Quote each record exactly, please, leaving none out.

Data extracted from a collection
++++++
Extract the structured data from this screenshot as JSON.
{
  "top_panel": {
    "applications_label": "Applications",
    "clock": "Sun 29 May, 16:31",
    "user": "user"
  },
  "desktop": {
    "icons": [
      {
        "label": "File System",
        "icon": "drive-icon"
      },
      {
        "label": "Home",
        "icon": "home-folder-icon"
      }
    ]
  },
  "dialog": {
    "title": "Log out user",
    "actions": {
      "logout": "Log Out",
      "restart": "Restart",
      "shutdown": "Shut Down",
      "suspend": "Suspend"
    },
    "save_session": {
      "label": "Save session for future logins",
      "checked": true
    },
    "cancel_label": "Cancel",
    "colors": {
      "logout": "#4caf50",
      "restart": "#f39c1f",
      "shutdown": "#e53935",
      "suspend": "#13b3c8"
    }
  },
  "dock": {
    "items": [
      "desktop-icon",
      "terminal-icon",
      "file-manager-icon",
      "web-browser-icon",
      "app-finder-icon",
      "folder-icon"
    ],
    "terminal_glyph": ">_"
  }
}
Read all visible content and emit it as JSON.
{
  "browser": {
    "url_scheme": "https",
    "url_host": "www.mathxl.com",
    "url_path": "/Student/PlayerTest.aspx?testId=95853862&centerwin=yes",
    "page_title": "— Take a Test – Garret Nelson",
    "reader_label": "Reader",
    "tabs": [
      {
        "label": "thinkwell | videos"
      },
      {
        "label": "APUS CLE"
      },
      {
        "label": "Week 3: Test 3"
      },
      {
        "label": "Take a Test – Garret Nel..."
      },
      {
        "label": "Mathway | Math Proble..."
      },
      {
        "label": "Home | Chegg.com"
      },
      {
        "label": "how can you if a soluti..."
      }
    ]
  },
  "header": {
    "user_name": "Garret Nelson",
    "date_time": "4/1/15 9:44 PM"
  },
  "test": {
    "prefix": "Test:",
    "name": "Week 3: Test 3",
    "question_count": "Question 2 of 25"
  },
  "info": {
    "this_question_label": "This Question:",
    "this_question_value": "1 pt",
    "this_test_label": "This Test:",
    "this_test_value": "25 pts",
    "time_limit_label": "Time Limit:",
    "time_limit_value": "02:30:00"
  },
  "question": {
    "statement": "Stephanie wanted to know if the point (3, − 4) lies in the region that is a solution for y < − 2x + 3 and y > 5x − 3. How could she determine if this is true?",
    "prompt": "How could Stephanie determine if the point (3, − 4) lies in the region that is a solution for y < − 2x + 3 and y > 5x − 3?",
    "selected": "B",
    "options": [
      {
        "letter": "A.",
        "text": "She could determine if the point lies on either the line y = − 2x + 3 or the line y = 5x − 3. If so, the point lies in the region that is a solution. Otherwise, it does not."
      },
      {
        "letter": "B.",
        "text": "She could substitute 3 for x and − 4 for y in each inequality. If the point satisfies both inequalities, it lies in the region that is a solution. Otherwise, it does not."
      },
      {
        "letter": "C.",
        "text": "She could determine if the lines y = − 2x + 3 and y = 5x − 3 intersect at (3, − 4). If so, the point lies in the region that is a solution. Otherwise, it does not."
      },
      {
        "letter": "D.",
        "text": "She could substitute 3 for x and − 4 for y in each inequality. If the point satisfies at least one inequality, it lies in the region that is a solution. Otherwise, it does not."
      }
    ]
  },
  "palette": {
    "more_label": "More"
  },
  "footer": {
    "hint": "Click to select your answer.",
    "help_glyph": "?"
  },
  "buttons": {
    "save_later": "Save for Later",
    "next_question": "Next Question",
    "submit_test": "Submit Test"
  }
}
++++++
- Result:
Extract the structured data from this screenshot as JSON.
{
  "top_panel": {
    "applications_label": "Applications",
    "clock": "Sun 29 May, 16:31",
    "user": "user"
  },
  "desktop": {
    "icons": [
      {
        "label": "File System",
        "icon": "drive-icon"
      },
      {
        "label": "Home",
        "icon": "home-folder-icon"
      }
    ]
  },
  "dialog": {
    "title": "Log out user",
    "actions": {
      "logout": "Log Out",
      "restart": "Restart",
      "shutdown": "Shut Down",
      "suspend": "Suspend"
    },
    "save_session": {
      "label": "Save session for future logins",
      "checked": true
    },
    "cancel_label": "Cancel",
    "colors": {
      "logout": "#4caf50",
      "restart": "#f39c1f",
      "shutdown": "#e53935",
      "suspend": "#13b3c8"
    }
  },
  "dock": {
    "items": [
      "desktop-icon",
      "terminal-icon",
      "file-manager-icon",
      "web-browser-icon",
      "app-finder-icon",
      "folder-icon"
    ],
    "terminal_glyph": ">_"
  }
}
Read all visible content and emit it as JSON.
{
  "browser": {
    "url_scheme": "https",
    "url_host": "www.mathxl.com",
    "url_path": "/Student/PlayerTest.aspx?testId=95853862&centerwin=yes",
    "page_title": "— Take a Test – Garret Nelson",
    "reader_label": "Reader",
    "tabs": [
      {
        "label": "thinkwell | videos"
      },
      {
        "label": "APUS CLE"
      },
      {
        "label": "Week 3: Test 3"
      },
      {
        "label": "Take a Test – Garret Nel..."
      },
      {
        "label": "Mathway | Math Proble..."
      },
      {
        "label": "Home | Chegg.com"
      },
      {
        "label": "how can you if a soluti..."
      }
    ]
  },
  "header": {
    "user_name": "Garret Nelson",
    "date_time": "4/1/15 9:44 PM"
  },
  "test": {
    "prefix": "Test:",
    "name": "Week 3: Test 3",
    "question_count": "Question 2 of 25"
  },
  "info": {
    "this_question_label": "This Question:",
    "this_question_value": "1 pt",
    "this_test_label": "This Test:",
    "this_test_value": "25 pts",
    "time_limit_label": "Time Limit:",
    "time_limit_value": "02:30:00"
  },
  "question": {
    "statement": "Stephanie wanted to know if the point (3, − 4) lies in the region that is a solution for y < − 2x + 3 and y > 5x − 3. How could she determine if this is true?",
    "prompt": "How could Stephanie determine if the point (3, − 4) lies in the region that is a solution for y < − 2x + 3 and y > 5x − 3?",
    "selected": "B",
    "options": [
      {
        "letter": "A.",
        "text": "She could determine if the point lies on either the line y = − 2x + 3 or the line y = 5x − 3. If so, the point lies in the region that is a solution. Otherwise, it does not."
      },
      {
        "letter": "B.",
        "text": "She could substitute 3 for x and − 4 for y in each inequality. If the point satisfies both inequalities, it lies in the region that is a solution. Otherwise, it does not."
      },
      {
        "letter": "C.",
        "text": "She could determine if the lines y = − 2x + 3 and y = 5x − 3 intersect at (3, − 4). If so, the point lies in the region that is a solution. Otherwise, it does not."
      },
      {
        "letter": "D.",
        "text": "She could substitute 3 for x and − 4 for y in each inequality. If the point satisfies at least one inequality, it lies in the region that is a solution. Otherwise, it does not."
      }
    ]
  },
  "palette": {
    "more_label": "More"
  },
  "footer": {
    "hint": "Click to select your answer.",
    "help_glyph": "?"
  },
  "buttons": {
    "save_later": "Save for Later",
    "next_question": "Next Question",
    "submit_test": "Submit Test"
  }
}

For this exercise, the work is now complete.